Copy each line with the word "限改日期到" in it.
======== RECORDS PROVIDED
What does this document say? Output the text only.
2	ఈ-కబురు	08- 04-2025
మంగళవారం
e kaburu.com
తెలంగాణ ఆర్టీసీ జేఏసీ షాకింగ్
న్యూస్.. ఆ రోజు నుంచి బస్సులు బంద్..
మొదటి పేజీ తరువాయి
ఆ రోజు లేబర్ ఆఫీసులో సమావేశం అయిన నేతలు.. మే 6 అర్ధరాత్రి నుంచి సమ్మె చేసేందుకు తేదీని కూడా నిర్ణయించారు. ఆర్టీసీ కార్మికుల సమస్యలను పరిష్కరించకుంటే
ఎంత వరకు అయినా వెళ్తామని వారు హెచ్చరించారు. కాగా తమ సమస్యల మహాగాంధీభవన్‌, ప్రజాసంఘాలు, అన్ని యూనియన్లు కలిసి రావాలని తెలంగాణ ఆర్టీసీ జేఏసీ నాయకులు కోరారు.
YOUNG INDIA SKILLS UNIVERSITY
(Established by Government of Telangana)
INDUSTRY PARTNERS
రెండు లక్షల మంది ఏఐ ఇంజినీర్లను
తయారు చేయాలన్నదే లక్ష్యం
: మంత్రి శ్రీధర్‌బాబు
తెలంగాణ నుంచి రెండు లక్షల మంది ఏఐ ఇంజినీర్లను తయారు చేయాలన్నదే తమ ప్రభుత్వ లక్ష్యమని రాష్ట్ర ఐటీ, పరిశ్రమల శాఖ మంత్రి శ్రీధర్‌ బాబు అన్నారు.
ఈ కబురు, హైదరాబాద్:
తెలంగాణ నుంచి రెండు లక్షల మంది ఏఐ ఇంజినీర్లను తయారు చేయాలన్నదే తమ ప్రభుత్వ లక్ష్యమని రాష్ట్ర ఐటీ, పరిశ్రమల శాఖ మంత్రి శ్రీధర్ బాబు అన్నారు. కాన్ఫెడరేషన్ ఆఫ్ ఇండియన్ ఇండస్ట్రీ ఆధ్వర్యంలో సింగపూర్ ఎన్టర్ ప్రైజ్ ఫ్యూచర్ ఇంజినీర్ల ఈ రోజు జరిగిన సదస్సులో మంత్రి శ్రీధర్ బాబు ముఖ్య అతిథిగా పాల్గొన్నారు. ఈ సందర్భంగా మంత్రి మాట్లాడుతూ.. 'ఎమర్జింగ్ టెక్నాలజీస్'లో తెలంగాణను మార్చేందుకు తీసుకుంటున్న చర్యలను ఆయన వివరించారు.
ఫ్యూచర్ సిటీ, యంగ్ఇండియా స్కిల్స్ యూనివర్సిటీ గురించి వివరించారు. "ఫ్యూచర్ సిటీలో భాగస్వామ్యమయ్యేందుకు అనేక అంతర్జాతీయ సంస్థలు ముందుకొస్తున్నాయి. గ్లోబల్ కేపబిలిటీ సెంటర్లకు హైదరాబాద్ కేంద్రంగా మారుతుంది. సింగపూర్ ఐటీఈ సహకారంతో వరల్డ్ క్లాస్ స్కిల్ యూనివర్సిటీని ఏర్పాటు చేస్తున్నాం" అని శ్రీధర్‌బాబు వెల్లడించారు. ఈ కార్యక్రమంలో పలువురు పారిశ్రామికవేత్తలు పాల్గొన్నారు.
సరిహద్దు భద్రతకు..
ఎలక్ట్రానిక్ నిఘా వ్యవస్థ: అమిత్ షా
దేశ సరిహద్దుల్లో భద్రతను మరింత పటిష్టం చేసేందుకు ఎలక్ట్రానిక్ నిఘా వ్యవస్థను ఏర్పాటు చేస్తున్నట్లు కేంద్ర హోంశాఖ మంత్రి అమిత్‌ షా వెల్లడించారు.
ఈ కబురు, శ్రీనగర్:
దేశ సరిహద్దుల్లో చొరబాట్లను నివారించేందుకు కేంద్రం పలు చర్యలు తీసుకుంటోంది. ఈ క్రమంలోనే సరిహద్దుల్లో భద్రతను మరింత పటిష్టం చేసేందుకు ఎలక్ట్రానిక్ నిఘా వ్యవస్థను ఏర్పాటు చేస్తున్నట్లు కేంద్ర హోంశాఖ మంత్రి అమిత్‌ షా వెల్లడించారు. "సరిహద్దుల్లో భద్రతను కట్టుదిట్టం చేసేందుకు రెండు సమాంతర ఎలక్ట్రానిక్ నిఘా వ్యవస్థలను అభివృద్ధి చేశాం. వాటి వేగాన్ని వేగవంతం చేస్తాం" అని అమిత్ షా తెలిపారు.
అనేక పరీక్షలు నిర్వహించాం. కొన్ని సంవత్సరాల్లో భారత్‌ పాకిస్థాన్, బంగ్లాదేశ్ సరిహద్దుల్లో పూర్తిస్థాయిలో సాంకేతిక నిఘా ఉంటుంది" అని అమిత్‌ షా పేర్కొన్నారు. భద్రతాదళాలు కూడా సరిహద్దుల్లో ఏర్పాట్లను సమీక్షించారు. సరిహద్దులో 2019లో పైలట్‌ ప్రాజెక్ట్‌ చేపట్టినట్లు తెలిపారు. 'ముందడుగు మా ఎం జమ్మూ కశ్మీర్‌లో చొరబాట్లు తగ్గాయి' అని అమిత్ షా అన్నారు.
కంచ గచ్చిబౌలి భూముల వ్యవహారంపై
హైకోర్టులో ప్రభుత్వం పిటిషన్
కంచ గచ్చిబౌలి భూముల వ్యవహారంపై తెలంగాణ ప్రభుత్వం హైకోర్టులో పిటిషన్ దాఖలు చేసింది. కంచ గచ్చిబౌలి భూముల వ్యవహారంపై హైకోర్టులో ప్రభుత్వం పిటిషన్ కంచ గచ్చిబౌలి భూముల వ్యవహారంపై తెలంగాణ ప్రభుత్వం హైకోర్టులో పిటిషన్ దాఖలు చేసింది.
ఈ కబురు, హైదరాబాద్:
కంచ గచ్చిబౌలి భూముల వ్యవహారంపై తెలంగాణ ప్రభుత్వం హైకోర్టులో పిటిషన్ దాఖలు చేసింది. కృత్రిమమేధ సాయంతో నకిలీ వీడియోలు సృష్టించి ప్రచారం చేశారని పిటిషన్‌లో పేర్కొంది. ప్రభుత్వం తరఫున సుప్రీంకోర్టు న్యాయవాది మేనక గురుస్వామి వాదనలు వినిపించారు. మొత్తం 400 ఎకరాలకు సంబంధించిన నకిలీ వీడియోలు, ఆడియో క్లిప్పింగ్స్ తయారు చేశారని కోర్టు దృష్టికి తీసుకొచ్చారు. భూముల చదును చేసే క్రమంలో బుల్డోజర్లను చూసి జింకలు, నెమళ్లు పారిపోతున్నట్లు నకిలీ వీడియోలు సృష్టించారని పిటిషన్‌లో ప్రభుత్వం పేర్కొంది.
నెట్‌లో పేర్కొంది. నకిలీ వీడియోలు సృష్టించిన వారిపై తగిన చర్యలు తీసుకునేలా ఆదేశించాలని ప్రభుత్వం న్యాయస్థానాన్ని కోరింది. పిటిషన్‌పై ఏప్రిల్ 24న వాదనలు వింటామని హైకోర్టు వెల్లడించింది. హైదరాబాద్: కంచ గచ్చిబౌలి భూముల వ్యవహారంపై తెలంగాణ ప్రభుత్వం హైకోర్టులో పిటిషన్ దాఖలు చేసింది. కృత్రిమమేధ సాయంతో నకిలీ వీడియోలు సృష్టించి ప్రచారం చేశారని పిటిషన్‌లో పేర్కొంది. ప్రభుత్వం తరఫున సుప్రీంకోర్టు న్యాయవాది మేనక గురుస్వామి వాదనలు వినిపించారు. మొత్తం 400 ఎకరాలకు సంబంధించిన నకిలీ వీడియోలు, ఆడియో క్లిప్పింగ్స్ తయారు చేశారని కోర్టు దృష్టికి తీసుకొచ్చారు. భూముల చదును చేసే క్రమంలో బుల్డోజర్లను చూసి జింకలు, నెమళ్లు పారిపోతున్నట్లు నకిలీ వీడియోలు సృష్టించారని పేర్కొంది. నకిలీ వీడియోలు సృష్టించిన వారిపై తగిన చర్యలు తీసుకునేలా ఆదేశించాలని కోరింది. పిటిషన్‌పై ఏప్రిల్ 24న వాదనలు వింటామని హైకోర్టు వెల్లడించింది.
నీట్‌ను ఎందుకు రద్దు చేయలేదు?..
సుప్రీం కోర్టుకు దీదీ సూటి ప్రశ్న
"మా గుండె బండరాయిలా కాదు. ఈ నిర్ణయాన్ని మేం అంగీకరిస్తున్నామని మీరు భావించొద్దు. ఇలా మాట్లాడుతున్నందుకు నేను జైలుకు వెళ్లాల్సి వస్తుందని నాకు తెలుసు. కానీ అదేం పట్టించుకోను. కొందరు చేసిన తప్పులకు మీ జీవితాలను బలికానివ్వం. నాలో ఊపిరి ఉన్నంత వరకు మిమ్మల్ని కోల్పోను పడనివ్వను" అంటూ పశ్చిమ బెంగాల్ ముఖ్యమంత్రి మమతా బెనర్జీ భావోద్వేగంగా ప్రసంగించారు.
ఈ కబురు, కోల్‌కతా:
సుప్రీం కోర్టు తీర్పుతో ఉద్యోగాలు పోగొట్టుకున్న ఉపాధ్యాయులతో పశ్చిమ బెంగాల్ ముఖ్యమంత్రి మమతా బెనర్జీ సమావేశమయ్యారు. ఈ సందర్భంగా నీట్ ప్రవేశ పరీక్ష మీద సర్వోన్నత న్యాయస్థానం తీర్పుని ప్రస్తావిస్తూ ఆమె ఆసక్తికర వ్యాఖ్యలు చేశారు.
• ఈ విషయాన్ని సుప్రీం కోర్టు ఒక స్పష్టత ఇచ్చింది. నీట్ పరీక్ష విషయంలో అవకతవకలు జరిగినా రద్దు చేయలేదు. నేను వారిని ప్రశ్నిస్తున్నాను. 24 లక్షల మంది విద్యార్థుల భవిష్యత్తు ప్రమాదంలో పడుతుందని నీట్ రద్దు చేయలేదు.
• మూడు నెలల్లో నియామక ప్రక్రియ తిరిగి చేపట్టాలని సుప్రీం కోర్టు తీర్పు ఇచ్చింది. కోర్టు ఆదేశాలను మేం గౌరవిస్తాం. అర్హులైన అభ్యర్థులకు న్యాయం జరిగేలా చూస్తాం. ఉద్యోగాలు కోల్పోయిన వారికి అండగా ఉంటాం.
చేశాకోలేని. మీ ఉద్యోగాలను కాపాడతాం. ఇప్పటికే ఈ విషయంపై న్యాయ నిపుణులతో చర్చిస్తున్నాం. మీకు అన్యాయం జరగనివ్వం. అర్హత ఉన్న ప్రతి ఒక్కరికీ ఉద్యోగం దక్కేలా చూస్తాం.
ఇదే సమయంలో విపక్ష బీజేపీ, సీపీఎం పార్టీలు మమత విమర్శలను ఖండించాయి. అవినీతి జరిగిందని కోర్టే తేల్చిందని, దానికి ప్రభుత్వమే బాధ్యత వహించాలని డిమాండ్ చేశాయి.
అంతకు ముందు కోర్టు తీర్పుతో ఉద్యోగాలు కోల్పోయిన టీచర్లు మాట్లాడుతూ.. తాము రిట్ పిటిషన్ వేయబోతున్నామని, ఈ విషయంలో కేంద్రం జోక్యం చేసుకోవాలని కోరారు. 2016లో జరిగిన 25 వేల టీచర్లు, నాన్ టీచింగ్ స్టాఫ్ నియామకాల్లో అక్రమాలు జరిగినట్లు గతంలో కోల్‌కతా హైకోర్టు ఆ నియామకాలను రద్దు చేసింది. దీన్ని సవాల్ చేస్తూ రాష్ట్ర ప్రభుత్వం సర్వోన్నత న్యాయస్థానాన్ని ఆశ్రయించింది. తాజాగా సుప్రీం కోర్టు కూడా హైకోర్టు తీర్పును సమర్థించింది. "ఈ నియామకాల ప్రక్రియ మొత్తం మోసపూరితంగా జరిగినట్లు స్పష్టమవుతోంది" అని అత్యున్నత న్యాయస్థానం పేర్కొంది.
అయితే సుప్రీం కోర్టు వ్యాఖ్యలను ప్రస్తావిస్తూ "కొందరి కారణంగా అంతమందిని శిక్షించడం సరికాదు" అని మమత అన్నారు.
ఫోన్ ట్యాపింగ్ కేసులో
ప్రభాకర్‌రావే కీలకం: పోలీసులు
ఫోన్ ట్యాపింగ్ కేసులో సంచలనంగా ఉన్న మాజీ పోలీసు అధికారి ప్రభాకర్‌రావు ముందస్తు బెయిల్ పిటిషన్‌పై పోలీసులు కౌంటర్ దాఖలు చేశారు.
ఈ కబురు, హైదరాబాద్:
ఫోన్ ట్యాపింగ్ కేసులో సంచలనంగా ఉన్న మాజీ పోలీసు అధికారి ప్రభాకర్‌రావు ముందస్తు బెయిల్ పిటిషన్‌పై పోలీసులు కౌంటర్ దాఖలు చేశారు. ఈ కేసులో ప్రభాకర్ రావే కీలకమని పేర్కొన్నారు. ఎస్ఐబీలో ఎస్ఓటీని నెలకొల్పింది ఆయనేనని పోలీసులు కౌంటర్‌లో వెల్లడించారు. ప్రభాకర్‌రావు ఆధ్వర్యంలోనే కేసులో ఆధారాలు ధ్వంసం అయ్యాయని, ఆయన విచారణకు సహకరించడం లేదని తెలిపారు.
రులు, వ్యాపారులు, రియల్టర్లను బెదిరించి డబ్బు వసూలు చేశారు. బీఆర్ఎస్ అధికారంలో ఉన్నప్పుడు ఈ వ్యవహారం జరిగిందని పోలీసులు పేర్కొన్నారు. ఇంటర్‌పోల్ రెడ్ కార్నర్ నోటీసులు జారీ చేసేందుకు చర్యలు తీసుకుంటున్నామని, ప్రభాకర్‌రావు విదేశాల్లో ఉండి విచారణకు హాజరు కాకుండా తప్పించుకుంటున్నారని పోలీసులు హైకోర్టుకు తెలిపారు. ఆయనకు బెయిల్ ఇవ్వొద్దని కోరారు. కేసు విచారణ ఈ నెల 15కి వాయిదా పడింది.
================
======== RECORDS PROVIDED
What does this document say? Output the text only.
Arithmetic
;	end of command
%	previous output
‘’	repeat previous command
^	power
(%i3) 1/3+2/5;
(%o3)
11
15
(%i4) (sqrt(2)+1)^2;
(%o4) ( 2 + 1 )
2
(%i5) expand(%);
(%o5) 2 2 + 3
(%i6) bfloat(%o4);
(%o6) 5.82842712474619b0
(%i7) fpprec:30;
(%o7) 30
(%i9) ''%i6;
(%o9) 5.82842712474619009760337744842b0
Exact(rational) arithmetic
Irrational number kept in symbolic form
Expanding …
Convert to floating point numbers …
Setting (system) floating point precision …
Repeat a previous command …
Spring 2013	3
================
======== RECORDS PROVIDED
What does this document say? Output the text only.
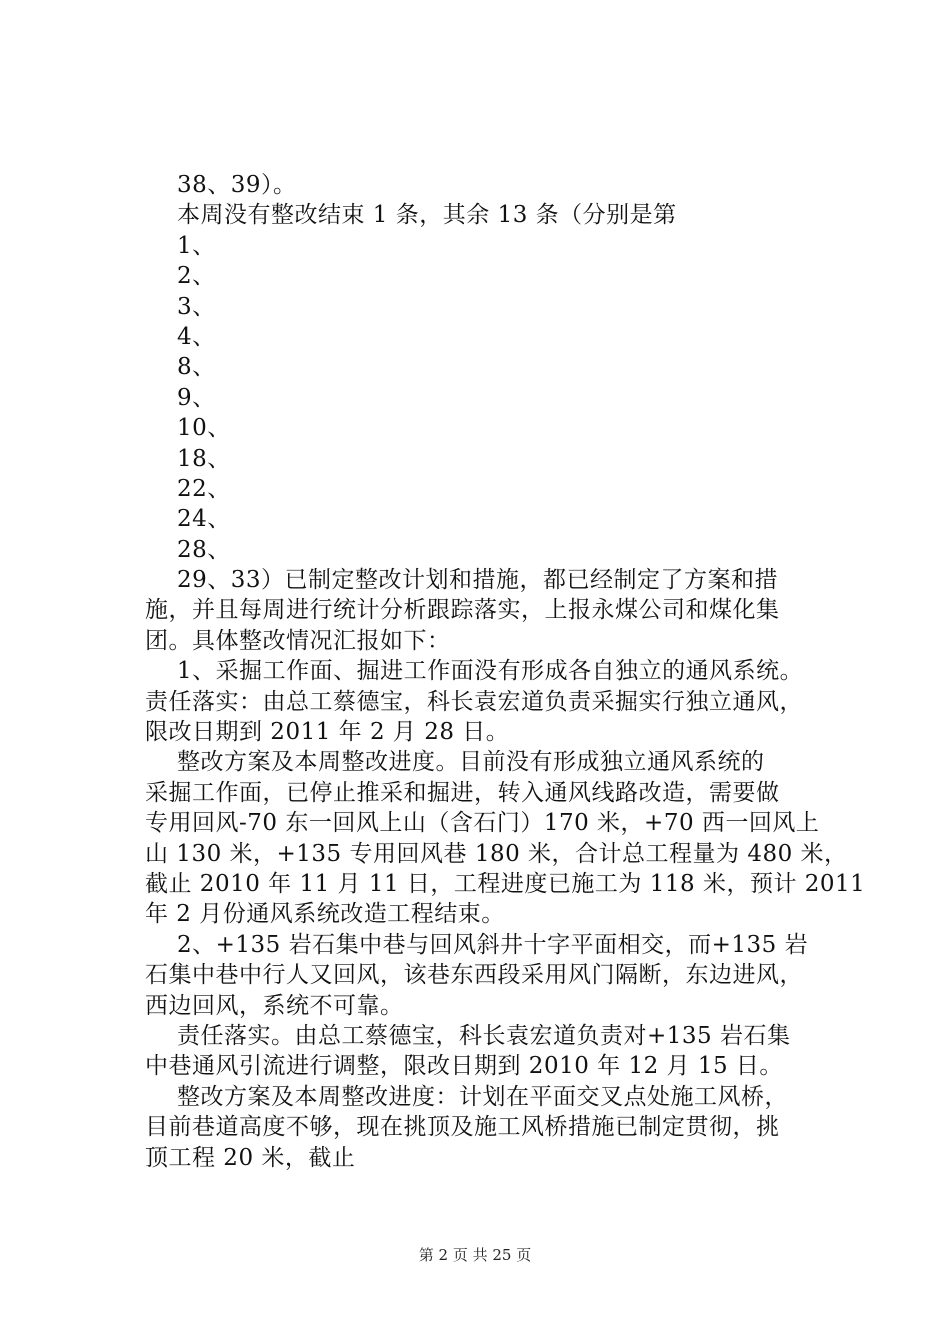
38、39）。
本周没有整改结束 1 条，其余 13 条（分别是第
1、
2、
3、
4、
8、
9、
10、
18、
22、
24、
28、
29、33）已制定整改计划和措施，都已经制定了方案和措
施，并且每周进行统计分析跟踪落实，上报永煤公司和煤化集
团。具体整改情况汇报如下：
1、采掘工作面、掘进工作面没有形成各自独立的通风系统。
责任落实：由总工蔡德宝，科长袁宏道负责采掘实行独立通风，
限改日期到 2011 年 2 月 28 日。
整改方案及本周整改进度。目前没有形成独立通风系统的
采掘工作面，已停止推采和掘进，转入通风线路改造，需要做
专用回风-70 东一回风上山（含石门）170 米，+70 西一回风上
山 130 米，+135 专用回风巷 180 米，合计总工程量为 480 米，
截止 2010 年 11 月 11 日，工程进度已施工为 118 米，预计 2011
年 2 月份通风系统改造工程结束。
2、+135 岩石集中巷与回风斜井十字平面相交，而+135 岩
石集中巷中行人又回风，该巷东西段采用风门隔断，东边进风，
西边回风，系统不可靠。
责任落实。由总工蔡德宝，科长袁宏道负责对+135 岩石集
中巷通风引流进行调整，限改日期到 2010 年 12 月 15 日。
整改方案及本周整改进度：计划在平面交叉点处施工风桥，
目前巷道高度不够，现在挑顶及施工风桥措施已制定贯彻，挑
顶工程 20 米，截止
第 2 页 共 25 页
================
OUTPUT:
限改日期到 2011 年 2 月 28 日。
中巷通风引流进行调整，限改日期到 2010 年 12 月 15 日。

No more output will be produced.